====== EXCERPTED RECORDS ======

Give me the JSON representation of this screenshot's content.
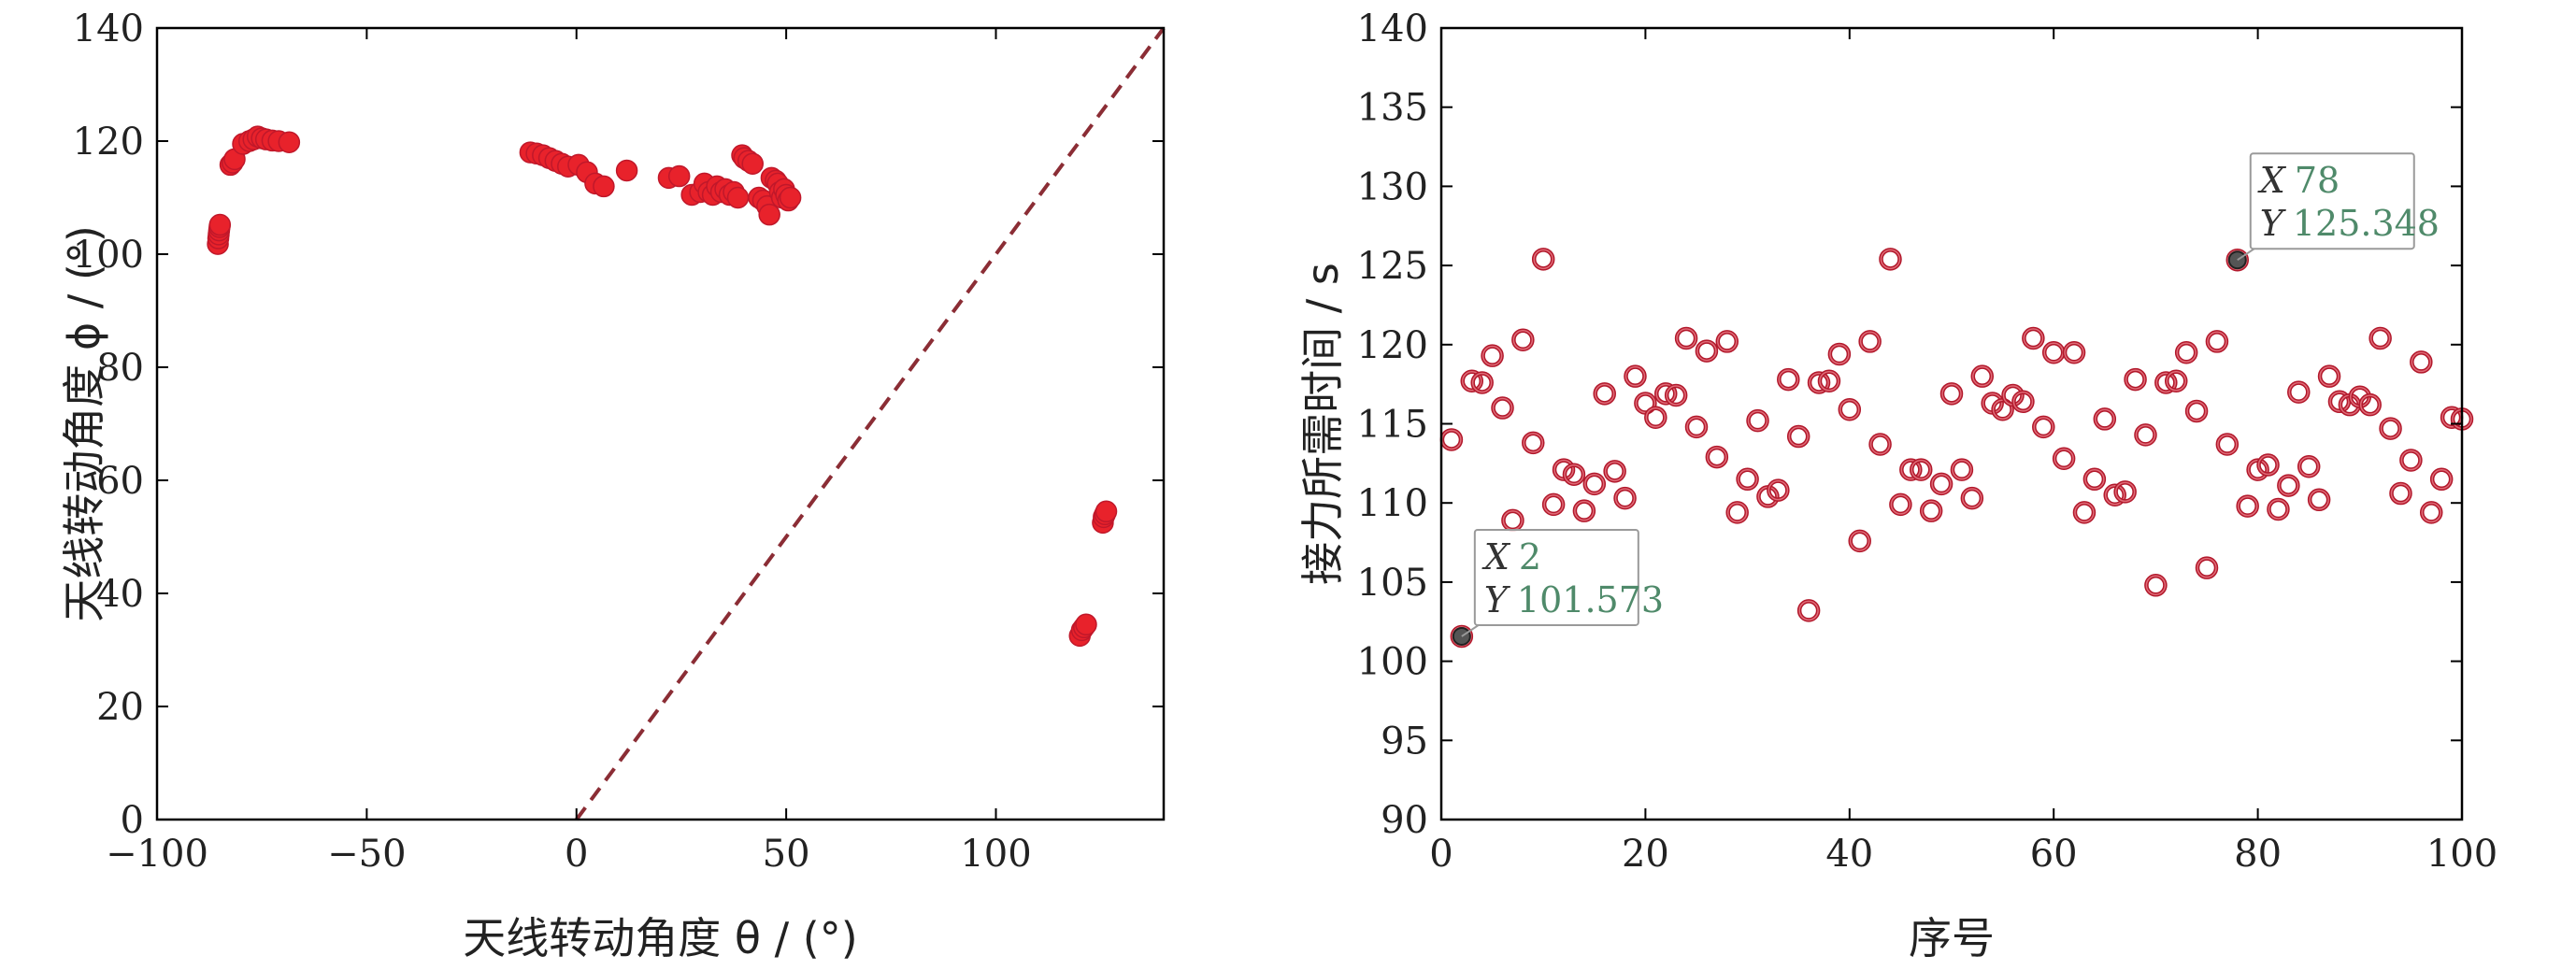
{
  "colors": {
    "scatter_fill": "#e8222b",
    "scatter_stroke": "#c0182a",
    "ring_outer": "#b2182b",
    "ring_inner": "#e06c78",
    "dashed_line": "#8b2d35",
    "axis": "#000000",
    "tip_value": "#4f8a6a"
  },
  "chart_data": [
    {
      "type": "scatter",
      "xlabel": "天线转动角度 θ / (°)",
      "ylabel": "天线转动角度 ϕ / (°)",
      "xlim": [
        -100,
        140
      ],
      "ylim": [
        0,
        140
      ],
      "xticks": [
        "−100",
        "−50",
        "0",
        "50",
        "100"
      ],
      "xtick_values": [
        -100,
        -50,
        0,
        50,
        100
      ],
      "yticks": [
        "0",
        "20",
        "40",
        "60",
        "80",
        "100",
        "120",
        "140"
      ],
      "ytick_values": [
        0,
        20,
        40,
        60,
        80,
        100,
        120,
        140
      ],
      "grid": false,
      "reference_line": {
        "style": "dashed",
        "from": [
          0,
          0
        ],
        "to": [
          140,
          140
        ]
      },
      "x": [
        -85.5,
        -85.4,
        -85.3,
        -85.2,
        -85.1,
        -85.0,
        -82.5,
        -82.0,
        -81.5,
        -79.5,
        -78.0,
        -77.0,
        -76.0,
        -75.0,
        -74.0,
        -72.5,
        -71.0,
        -68.5,
        -11.0,
        -9.5,
        -8.0,
        -6.5,
        -5.0,
        -3.5,
        -2.0,
        0.5,
        2.5,
        4.5,
        6.5,
        12.0,
        22.0,
        24.5,
        27.5,
        29.5,
        30.5,
        31.5,
        32.5,
        33.5,
        34.5,
        35.5,
        36.5,
        37.5,
        38.5,
        39.5,
        40.0,
        41.0,
        42.0,
        43.5,
        44.5,
        45.5,
        46.0,
        46.5,
        47.5,
        48.0,
        48.5,
        49.0,
        49.5,
        50.0,
        50.5,
        51.0,
        120.0,
        120.5,
        121.0,
        121.5,
        125.5,
        125.7,
        126.0,
        126.3
      ],
      "y": [
        101.8,
        102.8,
        103.5,
        104.2,
        104.8,
        105.2,
        115.8,
        116.2,
        116.8,
        119.5,
        120.0,
        120.3,
        120.8,
        120.5,
        120.3,
        120.1,
        120.0,
        119.8,
        118.0,
        117.8,
        117.5,
        117.0,
        116.5,
        116.0,
        115.5,
        115.8,
        114.5,
        112.5,
        112.0,
        114.8,
        113.5,
        113.8,
        110.5,
        111.0,
        112.5,
        111.0,
        110.5,
        112.0,
        111.0,
        111.5,
        110.5,
        111.0,
        110.0,
        117.5,
        117.0,
        116.5,
        116.0,
        110.0,
        109.5,
        108.5,
        107.0,
        113.5,
        113.0,
        112.5,
        111.0,
        110.0,
        111.5,
        110.5,
        109.5,
        110.0,
        32.5,
        33.5,
        34.0,
        34.5,
        52.5,
        53.5,
        54.0,
        54.5
      ]
    },
    {
      "type": "scatter",
      "xlabel": "序号",
      "ylabel": "接力所需时间 / s",
      "xlim": [
        0,
        100
      ],
      "ylim": [
        90,
        140
      ],
      "xticks": [
        "0",
        "20",
        "40",
        "60",
        "80",
        "100"
      ],
      "xtick_values": [
        0,
        20,
        40,
        60,
        80,
        100
      ],
      "yticks": [
        "90",
        "95",
        "100",
        "105",
        "110",
        "115",
        "120",
        "125",
        "130",
        "135",
        "140"
      ],
      "ytick_values": [
        90,
        95,
        100,
        105,
        110,
        115,
        120,
        125,
        130,
        135,
        140
      ],
      "grid": false,
      "x": [
        1,
        2,
        3,
        4,
        5,
        6,
        7,
        8,
        9,
        10,
        11,
        12,
        13,
        14,
        15,
        16,
        17,
        18,
        19,
        20,
        21,
        22,
        23,
        24,
        25,
        26,
        27,
        28,
        29,
        30,
        31,
        32,
        33,
        34,
        35,
        36,
        37,
        38,
        39,
        40,
        41,
        42,
        43,
        44,
        45,
        46,
        47,
        48,
        49,
        50,
        51,
        52,
        53,
        54,
        55,
        56,
        57,
        58,
        59,
        60,
        61,
        62,
        63,
        64,
        65,
        66,
        67,
        68,
        69,
        70,
        71,
        72,
        73,
        74,
        75,
        76,
        77,
        78,
        79,
        80,
        81,
        82,
        83,
        84,
        85,
        86,
        87,
        88,
        89,
        90,
        91,
        92,
        93,
        94,
        95,
        96,
        97,
        98,
        99,
        100
      ],
      "y": [
        114.0,
        101.573,
        117.7,
        117.6,
        119.3,
        116.0,
        108.9,
        120.3,
        113.8,
        125.4,
        109.9,
        112.1,
        111.8,
        109.5,
        111.2,
        116.9,
        112.0,
        110.3,
        118.0,
        116.3,
        115.4,
        116.9,
        116.8,
        120.4,
        114.8,
        119.6,
        112.9,
        120.2,
        109.4,
        111.5,
        115.2,
        110.4,
        110.8,
        117.8,
        114.2,
        103.2,
        117.6,
        117.7,
        119.4,
        115.9,
        107.6,
        120.2,
        113.7,
        125.4,
        109.9,
        112.1,
        112.1,
        109.5,
        111.2,
        116.9,
        112.1,
        110.3,
        118.0,
        116.3,
        115.9,
        116.8,
        116.4,
        120.4,
        114.8,
        119.5,
        112.8,
        119.5,
        109.4,
        111.5,
        115.3,
        110.5,
        110.7,
        117.8,
        114.3,
        104.8,
        117.6,
        117.7,
        119.5,
        115.8,
        105.9,
        120.2,
        113.7,
        125.348,
        109.8,
        112.1,
        112.4,
        109.6,
        111.1,
        117.0,
        112.3,
        110.2,
        118.0,
        116.4,
        116.2,
        116.7,
        116.2,
        120.4,
        114.7,
        110.6,
        112.7,
        118.9,
        109.4,
        111.5,
        115.4,
        115.3
      ],
      "datatips": [
        {
          "x_label": "X",
          "x_value": "2",
          "y_label": "Y",
          "y_value": "101.573"
        },
        {
          "x_label": "X",
          "x_value": "78",
          "y_label": "Y",
          "y_value": "125.348"
        }
      ]
    }
  ]
}
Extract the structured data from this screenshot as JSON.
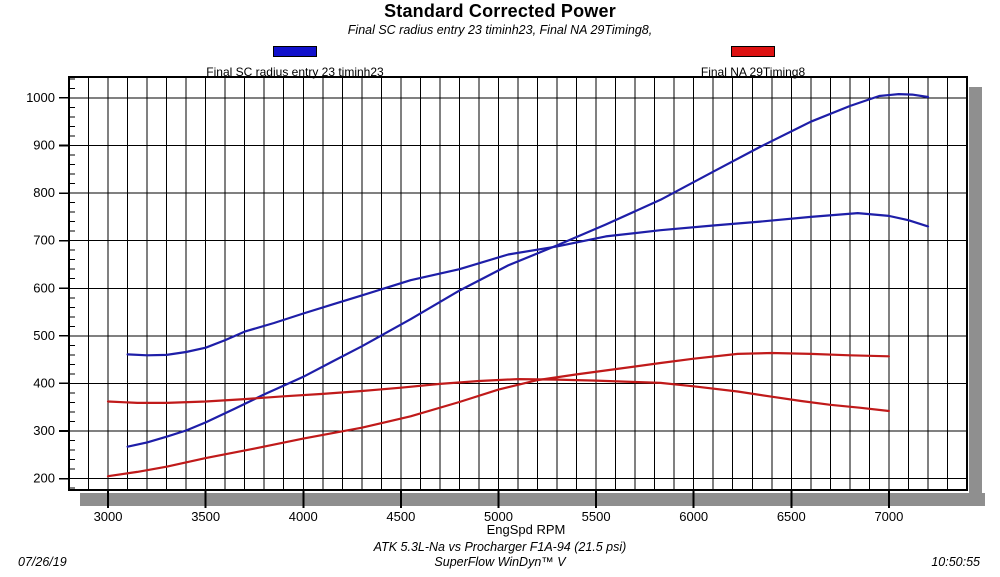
{
  "header": {
    "title": "Standard Corrected Power",
    "subtitle": "Final SC radius entry 23 timinh23, Final NA 29Timing8,"
  },
  "legend": [
    {
      "label": "Final SC radius entry 23 timinh23",
      "color": "#1111cc"
    },
    {
      "label": "Final NA 29Timing8",
      "color": "#dd1111"
    }
  ],
  "footer": {
    "test_name": "ATK 5.3L-Na vs Procharger F1A-94 (21.5 psi)",
    "software": "SuperFlow WinDyn™ V",
    "date": "07/26/19",
    "time": "10:50:55"
  },
  "chart_data": {
    "type": "line",
    "title": "Standard Corrected Power",
    "xlabel": "EngSpd RPM",
    "ylabel": "",
    "xlim": [
      2800,
      7400
    ],
    "ylim": [
      176,
      1044
    ],
    "x_ticks": [
      3000,
      3500,
      4000,
      4500,
      5000,
      5500,
      6000,
      6500,
      7000
    ],
    "y_ticks": [
      200,
      300,
      400,
      500,
      600,
      700,
      800,
      900,
      1000
    ],
    "grid": "on",
    "x_grid_step": 100,
    "y_grid_step": 100,
    "y_minor_tick_step": 20,
    "legend_position": "top",
    "colors": {
      "grid": "#000000",
      "frame": "#000000",
      "shadow": "#8f8f8f"
    },
    "series": [
      {
        "name": "Final SC radius entry 23 timinh23 (power)",
        "color": "#1e1ea8",
        "points": [
          [
            3100,
            267
          ],
          [
            3200,
            276
          ],
          [
            3300,
            288
          ],
          [
            3400,
            301
          ],
          [
            3500,
            318
          ],
          [
            3650,
            347
          ],
          [
            3800,
            377
          ],
          [
            4000,
            414
          ],
          [
            4150,
            446
          ],
          [
            4300,
            478
          ],
          [
            4550,
            535
          ],
          [
            4800,
            595
          ],
          [
            5050,
            648
          ],
          [
            5300,
            690
          ],
          [
            5550,
            734
          ],
          [
            5830,
            786
          ],
          [
            6100,
            845
          ],
          [
            6340,
            897
          ],
          [
            6600,
            950
          ],
          [
            6800,
            983
          ],
          [
            6950,
            1004
          ],
          [
            7050,
            1008
          ],
          [
            7120,
            1007
          ],
          [
            7200,
            1002
          ]
        ]
      },
      {
        "name": "Final SC radius entry 23 timinh23 (torque)",
        "color": "#1e1ea8",
        "points": [
          [
            3100,
            461
          ],
          [
            3200,
            459
          ],
          [
            3300,
            460
          ],
          [
            3400,
            466
          ],
          [
            3500,
            475
          ],
          [
            3600,
            491
          ],
          [
            3700,
            509
          ],
          [
            3850,
            527
          ],
          [
            4000,
            547
          ],
          [
            4150,
            566
          ],
          [
            4300,
            585
          ],
          [
            4550,
            617
          ],
          [
            4800,
            640
          ],
          [
            5050,
            671
          ],
          [
            5300,
            688
          ],
          [
            5550,
            709
          ],
          [
            5830,
            722
          ],
          [
            6100,
            732
          ],
          [
            6340,
            740
          ],
          [
            6600,
            750
          ],
          [
            6840,
            758
          ],
          [
            7000,
            752
          ],
          [
            7100,
            743
          ],
          [
            7200,
            730
          ]
        ]
      },
      {
        "name": "Final NA 29Timing8 (power)",
        "color": "#c01a1a",
        "points": [
          [
            3000,
            205
          ],
          [
            3150,
            214
          ],
          [
            3300,
            225
          ],
          [
            3500,
            243
          ],
          [
            3750,
            263
          ],
          [
            4000,
            284
          ],
          [
            4300,
            307
          ],
          [
            4550,
            331
          ],
          [
            4800,
            361
          ],
          [
            5000,
            387
          ],
          [
            5200,
            407
          ],
          [
            5400,
            419
          ],
          [
            5600,
            430
          ],
          [
            5830,
            443
          ],
          [
            6000,
            452
          ],
          [
            6225,
            462
          ],
          [
            6400,
            464
          ],
          [
            6600,
            462
          ],
          [
            6800,
            459
          ],
          [
            7000,
            457
          ]
        ]
      },
      {
        "name": "Final NA 29Timing8 (torque)",
        "color": "#c01a1a",
        "points": [
          [
            3000,
            362
          ],
          [
            3150,
            359
          ],
          [
            3300,
            359
          ],
          [
            3500,
            362
          ],
          [
            3700,
            367
          ],
          [
            3900,
            373
          ],
          [
            4100,
            378
          ],
          [
            4300,
            384
          ],
          [
            4500,
            391
          ],
          [
            4700,
            399
          ],
          [
            4900,
            405
          ],
          [
            5100,
            409
          ],
          [
            5300,
            408
          ],
          [
            5500,
            406
          ],
          [
            5700,
            403
          ],
          [
            5830,
            401
          ],
          [
            6000,
            394
          ],
          [
            6225,
            383
          ],
          [
            6400,
            372
          ],
          [
            6550,
            363
          ],
          [
            6700,
            355
          ],
          [
            6850,
            349
          ],
          [
            7000,
            342
          ]
        ]
      }
    ]
  }
}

======

- [GIVEN REQUEST]:
Lines containing the word "Final" are to be counted in the listing; state their number alone.

- [REPLY]:
7